### Records for the task ###

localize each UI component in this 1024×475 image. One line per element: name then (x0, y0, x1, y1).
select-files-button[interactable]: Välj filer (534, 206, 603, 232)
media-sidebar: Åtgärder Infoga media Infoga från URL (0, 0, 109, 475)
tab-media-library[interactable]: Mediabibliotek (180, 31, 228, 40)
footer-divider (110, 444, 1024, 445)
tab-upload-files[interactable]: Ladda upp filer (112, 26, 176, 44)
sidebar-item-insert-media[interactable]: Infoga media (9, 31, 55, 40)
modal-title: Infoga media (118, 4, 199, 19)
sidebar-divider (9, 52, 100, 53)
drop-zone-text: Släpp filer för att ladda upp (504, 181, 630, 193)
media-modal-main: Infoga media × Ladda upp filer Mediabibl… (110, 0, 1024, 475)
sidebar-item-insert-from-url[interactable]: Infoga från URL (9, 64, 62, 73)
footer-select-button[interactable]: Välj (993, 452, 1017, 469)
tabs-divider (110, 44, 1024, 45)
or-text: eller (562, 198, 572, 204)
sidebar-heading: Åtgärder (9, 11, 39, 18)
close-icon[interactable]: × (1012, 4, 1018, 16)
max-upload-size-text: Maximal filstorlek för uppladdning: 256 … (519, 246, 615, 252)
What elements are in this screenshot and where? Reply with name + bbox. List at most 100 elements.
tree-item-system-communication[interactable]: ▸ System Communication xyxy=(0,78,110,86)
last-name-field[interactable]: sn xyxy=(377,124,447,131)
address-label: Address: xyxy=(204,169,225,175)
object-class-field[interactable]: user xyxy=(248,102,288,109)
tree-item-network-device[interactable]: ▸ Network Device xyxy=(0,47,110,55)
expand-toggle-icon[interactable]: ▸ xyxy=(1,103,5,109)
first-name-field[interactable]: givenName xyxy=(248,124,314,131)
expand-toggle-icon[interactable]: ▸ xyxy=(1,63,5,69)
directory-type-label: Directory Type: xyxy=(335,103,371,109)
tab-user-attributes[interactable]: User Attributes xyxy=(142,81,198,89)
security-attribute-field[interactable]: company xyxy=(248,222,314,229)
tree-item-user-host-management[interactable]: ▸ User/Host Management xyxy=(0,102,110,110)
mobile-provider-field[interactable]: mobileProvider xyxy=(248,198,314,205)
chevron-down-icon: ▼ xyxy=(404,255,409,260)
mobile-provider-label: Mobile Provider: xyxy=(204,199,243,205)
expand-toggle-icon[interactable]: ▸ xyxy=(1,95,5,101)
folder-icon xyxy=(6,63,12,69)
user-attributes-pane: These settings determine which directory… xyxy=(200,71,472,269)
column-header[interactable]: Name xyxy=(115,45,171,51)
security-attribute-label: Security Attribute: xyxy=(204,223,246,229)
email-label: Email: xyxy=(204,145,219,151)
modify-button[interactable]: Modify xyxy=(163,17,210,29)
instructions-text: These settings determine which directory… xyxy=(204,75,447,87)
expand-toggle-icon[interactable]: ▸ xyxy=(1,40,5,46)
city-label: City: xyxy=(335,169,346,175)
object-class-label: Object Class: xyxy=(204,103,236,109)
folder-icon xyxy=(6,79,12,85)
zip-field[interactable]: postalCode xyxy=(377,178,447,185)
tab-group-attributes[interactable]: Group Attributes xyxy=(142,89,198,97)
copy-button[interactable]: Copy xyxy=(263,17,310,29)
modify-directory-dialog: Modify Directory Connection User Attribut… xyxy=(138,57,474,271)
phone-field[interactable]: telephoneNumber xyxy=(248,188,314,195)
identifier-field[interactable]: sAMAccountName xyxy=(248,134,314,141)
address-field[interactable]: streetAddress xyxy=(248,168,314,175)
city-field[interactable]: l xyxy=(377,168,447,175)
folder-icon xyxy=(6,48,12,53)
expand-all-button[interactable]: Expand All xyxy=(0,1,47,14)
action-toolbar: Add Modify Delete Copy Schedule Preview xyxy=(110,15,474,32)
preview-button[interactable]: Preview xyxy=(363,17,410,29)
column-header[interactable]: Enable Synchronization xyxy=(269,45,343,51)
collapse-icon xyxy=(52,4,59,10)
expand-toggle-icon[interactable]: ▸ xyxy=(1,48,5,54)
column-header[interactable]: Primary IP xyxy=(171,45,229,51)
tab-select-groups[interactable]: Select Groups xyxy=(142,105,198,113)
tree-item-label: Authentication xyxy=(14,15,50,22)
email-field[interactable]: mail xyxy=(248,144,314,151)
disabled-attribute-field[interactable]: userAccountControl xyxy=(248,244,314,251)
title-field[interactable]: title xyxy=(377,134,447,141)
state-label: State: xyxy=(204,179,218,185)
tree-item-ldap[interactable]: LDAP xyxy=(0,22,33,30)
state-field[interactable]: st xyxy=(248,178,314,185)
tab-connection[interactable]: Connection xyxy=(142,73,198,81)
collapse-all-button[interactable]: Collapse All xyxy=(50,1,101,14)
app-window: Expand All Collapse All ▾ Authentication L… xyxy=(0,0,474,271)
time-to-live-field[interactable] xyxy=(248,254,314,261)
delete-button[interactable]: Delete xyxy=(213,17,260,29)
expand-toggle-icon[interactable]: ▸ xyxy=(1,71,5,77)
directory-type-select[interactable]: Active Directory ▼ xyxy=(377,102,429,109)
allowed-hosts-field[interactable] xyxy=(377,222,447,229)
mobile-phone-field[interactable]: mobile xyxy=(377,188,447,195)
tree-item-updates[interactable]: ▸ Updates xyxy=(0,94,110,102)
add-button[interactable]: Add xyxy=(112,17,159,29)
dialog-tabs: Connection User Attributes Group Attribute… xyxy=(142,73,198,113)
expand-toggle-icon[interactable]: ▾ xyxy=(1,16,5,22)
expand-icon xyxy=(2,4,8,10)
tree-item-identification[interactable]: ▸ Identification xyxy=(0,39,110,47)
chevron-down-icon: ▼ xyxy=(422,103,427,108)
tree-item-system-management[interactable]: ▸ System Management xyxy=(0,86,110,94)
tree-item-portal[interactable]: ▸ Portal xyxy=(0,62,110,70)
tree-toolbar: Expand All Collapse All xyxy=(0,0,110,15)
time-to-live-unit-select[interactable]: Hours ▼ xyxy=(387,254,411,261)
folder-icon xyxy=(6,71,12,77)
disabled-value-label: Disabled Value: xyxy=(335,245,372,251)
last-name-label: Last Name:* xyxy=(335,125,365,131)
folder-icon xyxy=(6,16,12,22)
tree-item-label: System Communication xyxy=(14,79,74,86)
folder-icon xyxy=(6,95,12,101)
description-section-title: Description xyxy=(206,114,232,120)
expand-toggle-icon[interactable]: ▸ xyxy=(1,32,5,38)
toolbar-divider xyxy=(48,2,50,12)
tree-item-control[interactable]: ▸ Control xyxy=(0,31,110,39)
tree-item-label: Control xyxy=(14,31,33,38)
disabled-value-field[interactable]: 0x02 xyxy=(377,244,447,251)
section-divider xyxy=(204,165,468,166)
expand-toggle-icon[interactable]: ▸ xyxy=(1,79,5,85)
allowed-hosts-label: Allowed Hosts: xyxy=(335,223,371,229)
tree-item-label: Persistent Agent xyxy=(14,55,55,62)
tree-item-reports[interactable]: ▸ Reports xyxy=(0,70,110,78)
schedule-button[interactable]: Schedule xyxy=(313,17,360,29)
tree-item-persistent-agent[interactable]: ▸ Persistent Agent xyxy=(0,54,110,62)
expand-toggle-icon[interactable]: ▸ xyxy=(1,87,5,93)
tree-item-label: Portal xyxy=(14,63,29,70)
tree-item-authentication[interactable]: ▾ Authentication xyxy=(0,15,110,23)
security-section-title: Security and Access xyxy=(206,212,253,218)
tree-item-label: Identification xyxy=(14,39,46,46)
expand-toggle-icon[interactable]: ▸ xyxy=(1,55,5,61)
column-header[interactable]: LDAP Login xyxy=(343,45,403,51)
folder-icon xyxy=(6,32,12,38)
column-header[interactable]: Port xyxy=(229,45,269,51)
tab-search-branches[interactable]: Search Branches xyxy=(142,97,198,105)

###

Set exercise: Transcribe the records without alteration, beginning with their first line and ending with the line that contains "sidebar-item-insert-media[interactable]: Infoga media", inclusive.

Solved exercise:
localize each UI component in this 1024×475 image. One line per element: name then (x0, y0, x1, y1).
select-files-button[interactable]: Välj filer (534, 206, 603, 232)
media-sidebar: Åtgärder Infoga media Infoga från URL (0, 0, 109, 475)
tab-media-library[interactable]: Mediabibliotek (180, 31, 228, 40)
footer-divider (110, 444, 1024, 445)
tab-upload-files[interactable]: Ladda upp filer (112, 26, 176, 44)
sidebar-item-insert-media[interactable]: Infoga media (9, 31, 55, 40)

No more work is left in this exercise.